● **EXERCISE GOAL**
Take the line containing "OCR this image." and all lines after it to the end of the records, and output them exactly.

● **EXTRACTED INFORMATION**

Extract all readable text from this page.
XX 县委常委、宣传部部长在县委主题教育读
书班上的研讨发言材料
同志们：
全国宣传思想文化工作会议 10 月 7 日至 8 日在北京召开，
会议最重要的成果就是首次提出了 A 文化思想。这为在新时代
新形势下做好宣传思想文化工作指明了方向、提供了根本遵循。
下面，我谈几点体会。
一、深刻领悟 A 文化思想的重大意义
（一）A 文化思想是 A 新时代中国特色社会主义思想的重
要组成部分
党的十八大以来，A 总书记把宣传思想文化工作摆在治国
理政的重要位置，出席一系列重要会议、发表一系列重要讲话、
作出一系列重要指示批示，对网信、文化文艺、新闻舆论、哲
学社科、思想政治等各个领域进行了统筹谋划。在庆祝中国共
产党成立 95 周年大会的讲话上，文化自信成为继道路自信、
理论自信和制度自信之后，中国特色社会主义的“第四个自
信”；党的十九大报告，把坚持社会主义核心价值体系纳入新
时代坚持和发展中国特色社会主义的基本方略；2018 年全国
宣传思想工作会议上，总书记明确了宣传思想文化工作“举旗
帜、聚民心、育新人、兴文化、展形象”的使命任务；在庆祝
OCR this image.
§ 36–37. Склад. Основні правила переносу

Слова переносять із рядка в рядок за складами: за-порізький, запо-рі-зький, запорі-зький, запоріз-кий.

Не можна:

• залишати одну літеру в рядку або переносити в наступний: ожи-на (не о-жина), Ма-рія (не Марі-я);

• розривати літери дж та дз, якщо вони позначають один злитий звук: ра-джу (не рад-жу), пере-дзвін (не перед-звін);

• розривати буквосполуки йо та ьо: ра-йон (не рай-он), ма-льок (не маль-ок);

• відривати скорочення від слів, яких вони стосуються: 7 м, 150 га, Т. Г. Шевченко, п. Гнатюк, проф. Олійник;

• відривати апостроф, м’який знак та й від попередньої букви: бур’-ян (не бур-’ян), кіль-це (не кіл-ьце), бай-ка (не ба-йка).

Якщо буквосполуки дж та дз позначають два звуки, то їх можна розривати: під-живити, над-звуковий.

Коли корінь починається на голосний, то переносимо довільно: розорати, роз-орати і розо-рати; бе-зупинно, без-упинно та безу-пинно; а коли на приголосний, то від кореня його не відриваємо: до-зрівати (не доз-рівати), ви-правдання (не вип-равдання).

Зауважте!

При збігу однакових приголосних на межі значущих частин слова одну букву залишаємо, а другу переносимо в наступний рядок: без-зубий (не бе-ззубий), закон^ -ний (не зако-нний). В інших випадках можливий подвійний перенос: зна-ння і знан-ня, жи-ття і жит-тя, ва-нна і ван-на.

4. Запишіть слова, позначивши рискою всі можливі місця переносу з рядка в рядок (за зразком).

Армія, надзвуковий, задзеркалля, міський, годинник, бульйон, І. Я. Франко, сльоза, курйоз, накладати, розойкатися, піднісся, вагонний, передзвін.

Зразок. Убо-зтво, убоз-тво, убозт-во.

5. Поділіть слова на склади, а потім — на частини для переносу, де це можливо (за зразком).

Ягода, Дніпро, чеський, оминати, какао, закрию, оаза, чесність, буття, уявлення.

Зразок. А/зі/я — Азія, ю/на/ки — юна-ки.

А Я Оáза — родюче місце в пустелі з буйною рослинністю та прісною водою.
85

● **TASK OUTPUT**
OCR this image.
§ 36–37. Склад. Основні правила переносу

Слова переносять із рядка в рядок за складами: за-порізький, запо-рі-зький, запорі-зький, запоріз-кий.

Не можна:

• залишати одну літеру в рядку або переносити в наступний: ожи-на (не о-жина), Ма-рія (не Марі-я);

• розривати літери дж та дз, якщо вони позначають один злитий звук: ра-джу (не рад-жу), пере-дзвін (не перед-звін);

• розривати буквосполуки йо та ьо: ра-йон (не рай-он), ма-льок (не маль-ок);

• відривати скорочення від слів, яких вони стосуються: 7 м, 150 га, Т. Г. Шевченко, п. Гнатюк, проф. Олійник;

• відривати апостроф, м’який знак та й від попередньої букви: бур’-ян (не бур-’ян), кіль-це (не кіл-ьце), бай-ка (не ба-йка).

Якщо буквосполуки дж та дз позначають два звуки, то їх можна розривати: під-живити, над-звуковий.

Коли корінь починається на голосний, то переносимо довільно: розорати, роз-орати і розо-рати; бе-зупинно, без-упинно та безу-пинно; а коли на приголосний, то від кореня його не відриваємо: до-зрівати (не доз-рівати), ви-правдання (не вип-равдання).

Зауважте!

При збігу однакових приголосних на межі значущих частин слова одну букву залишаємо, а другу переносимо в наступний рядок: без-зубий (не бе-ззубий), закон^ -ний (не зако-нний). В інших випадках можливий подвійний перенос: зна-ння і знан-ня, жи-ття і жит-тя, ва-нна і ван-на.

4. Запишіть слова, позначивши рискою всі можливі місця переносу з рядка в рядок (за зразком).

Армія, надзвуковий, задзеркалля, міський, годинник, бульйон, І. Я. Франко, сльоза, курйоз, накладати, розойкатися, піднісся, вагонний, передзвін.

Зразок. Убо-зтво, убоз-тво, убозт-во.

5. Поділіть слова на склади, а потім — на частини для переносу, де це можливо (за зразком).

Ягода, Дніпро, чеський, оминати, какао, закрию, оаза, чесність, буття, уявлення.

Зразок. А/зі/я — Азія, ю/на/ки — юна-ки.

А Я Оáза — родюче місце в пустелі з буйною рослинністю та прісною водою.
85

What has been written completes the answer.